Stored data entries:
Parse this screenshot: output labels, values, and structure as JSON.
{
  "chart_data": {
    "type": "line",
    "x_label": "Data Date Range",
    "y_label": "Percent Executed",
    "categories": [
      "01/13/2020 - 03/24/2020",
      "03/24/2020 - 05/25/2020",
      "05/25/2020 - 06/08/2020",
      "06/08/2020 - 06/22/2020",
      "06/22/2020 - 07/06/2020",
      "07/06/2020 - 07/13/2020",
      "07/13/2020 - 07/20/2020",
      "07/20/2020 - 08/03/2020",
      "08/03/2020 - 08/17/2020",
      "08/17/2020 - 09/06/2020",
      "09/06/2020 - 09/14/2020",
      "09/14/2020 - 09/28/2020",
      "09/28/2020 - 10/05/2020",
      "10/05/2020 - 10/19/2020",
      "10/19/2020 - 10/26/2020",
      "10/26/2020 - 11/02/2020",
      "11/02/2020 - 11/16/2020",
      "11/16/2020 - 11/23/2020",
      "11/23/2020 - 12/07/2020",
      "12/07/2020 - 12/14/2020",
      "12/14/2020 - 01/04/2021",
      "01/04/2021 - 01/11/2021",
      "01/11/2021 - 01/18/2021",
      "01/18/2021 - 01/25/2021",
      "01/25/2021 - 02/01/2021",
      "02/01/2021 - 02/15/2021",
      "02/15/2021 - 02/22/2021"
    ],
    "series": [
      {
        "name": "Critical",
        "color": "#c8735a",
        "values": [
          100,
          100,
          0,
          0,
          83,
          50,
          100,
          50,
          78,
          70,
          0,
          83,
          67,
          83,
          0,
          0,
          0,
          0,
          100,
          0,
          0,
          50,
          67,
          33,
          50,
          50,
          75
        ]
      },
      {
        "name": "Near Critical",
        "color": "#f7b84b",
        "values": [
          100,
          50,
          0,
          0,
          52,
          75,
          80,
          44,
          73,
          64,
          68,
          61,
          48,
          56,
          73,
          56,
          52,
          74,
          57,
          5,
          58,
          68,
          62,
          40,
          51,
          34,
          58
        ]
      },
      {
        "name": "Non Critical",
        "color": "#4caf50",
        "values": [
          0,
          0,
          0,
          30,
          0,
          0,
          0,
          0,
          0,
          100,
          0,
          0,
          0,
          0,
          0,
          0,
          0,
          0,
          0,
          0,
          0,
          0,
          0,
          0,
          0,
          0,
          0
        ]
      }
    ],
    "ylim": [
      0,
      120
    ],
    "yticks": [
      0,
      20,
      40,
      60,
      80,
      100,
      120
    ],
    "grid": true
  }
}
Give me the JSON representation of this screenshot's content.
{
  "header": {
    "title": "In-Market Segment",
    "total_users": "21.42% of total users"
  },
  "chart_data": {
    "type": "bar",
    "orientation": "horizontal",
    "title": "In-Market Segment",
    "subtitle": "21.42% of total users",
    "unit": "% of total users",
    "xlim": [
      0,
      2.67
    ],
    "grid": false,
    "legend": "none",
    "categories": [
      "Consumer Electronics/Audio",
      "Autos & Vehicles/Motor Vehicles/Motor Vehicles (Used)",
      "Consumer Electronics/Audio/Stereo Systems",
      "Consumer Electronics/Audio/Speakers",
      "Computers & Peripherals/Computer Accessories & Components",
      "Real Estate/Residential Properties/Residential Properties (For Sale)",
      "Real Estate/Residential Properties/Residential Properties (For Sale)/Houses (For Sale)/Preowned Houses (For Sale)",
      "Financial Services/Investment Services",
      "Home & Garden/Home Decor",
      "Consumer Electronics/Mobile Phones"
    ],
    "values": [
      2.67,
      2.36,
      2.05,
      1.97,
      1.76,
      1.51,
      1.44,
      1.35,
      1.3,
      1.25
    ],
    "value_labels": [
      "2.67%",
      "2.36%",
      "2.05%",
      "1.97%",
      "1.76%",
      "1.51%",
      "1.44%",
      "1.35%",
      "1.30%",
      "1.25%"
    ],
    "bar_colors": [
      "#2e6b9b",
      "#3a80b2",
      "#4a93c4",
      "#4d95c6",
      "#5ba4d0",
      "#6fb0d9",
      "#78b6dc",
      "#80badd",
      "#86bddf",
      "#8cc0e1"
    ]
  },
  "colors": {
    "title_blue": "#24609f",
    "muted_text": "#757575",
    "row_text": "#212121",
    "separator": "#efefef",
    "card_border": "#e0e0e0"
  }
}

[Aim of the exercise]
Give back the whole listing exactly as it reads.

[Full answer]
Parse this screenshot: output labels, values, and structure as JSON.
{
  "chart_data": {
    "type": "line",
    "x_label": "Data Date Range",
    "y_label": "Percent Executed",
    "categories": [
      "01/13/2020 - 03/24/2020",
      "03/24/2020 - 05/25/2020",
      "05/25/2020 - 06/08/2020",
      "06/08/2020 - 06/22/2020",
      "06/22/2020 - 07/06/2020",
      "07/06/2020 - 07/13/2020",
      "07/13/2020 - 07/20/2020",
      "07/20/2020 - 08/03/2020",
      "08/03/2020 - 08/17/2020",
      "08/17/2020 - 09/06/2020",
      "09/06/2020 - 09/14/2020",
      "09/14/2020 - 09/28/2020",
      "09/28/2020 - 10/05/2020",
      "10/05/2020 - 10/19/2020",
      "10/19/2020 - 10/26/2020",
      "10/26/2020 - 11/02/2020",
      "11/02/2020 - 11/16/2020",
      "11/16/2020 - 11/23/2020",
      "11/23/2020 - 12/07/2020",
      "12/07/2020 - 12/14/2020",
      "12/14/2020 - 01/04/2021",
      "01/04/2021 - 01/11/2021",
      "01/11/2021 - 01/18/2021",
      "01/18/2021 - 01/25/2021",
      "01/25/2021 - 02/01/2021",
      "02/01/2021 - 02/15/2021",
      "02/15/2021 - 02/22/2021"
    ],
    "series": [
      {
        "name": "Critical",
        "color": "#c8735a",
        "values": [
          100,
          100,
          0,
          0,
          83,
          50,
          100,
          50,
          78,
          70,
          0,
          83,
          67,
          83,
          0,
          0,
          0,
          0,
          100,
          0,
          0,
          50,
          67,
          33,
          50,
          50,
          75
        ]
      },
      {
        "name": "Near Critical",
        "color": "#f7b84b",
        "values": [
          100,
          50,
          0,
          0,
          52,
          75,
          80,
          44,
          73,
          64,
          68,
          61,
          48,
          56,
          73,
          56,
          52,
          74,
          57,
          5,
          58,
          68,
          62,
          40,
          51,
          34,
          58
        ]
      },
      {
        "name": "Non Critical",
        "color": "#4caf50",
        "values": [
          0,
          0,
          0,
          30,
          0,
          0,
          0,
          0,
          0,
          100,
          0,
          0,
          0,
          0,
          0,
          0,
          0,
          0,
          0,
          0,
          0,
          0,
          0,
          0,
          0,
          0,
          0
        ]
      }
    ],
    "ylim": [
      0,
      120
    ],
    "yticks": [
      0,
      20,
      40,
      60,
      80,
      100,
      120
    ],
    "grid": true
  }
}
Give me the JSON representation of this screenshot's content.
{
  "header": {
    "title": "In-Market Segment",
    "total_users": "21.42% of total users"
  },
  "chart_data": {
    "type": "bar",
    "orientation": "horizontal",
    "title": "In-Market Segment",
    "subtitle": "21.42% of total users",
    "unit": "% of total users",
    "xlim": [
      0,
      2.67
    ],
    "grid": false,
    "legend": "none",
    "categories": [
      "Consumer Electronics/Audio",
      "Autos & Vehicles/Motor Vehicles/Motor Vehicles (Used)",
      "Consumer Electronics/Audio/Stereo Systems",
      "Consumer Electronics/Audio/Speakers",
      "Computers & Peripherals/Computer Accessories & Components",
      "Real Estate/Residential Properties/Residential Properties (For Sale)",
      "Real Estate/Residential Properties/Residential Properties (For Sale)/Houses (For Sale)/Preowned Houses (For Sale)",
      "Financial Services/Investment Services",
      "Home & Garden/Home Decor",
      "Consumer Electronics/Mobile Phones"
    ],
    "values": [
      2.67,
      2.36,
      2.05,
      1.97,
      1.76,
      1.51,
      1.44,
      1.35,
      1.3,
      1.25
    ],
    "value_labels": [
      "2.67%",
      "2.36%",
      "2.05%",
      "1.97%",
      "1.76%",
      "1.51%",
      "1.44%",
      "1.35%",
      "1.30%",
      "1.25%"
    ],
    "bar_colors": [
      "#2e6b9b",
      "#3a80b2",
      "#4a93c4",
      "#4d95c6",
      "#5ba4d0",
      "#6fb0d9",
      "#78b6dc",
      "#80badd",
      "#86bddf",
      "#8cc0e1"
    ]
  },
  "colors": {
    "title_blue": "#24609f",
    "muted_text": "#757575",
    "row_text": "#212121",
    "separator": "#efefef",
    "card_border": "#e0e0e0"
  }
}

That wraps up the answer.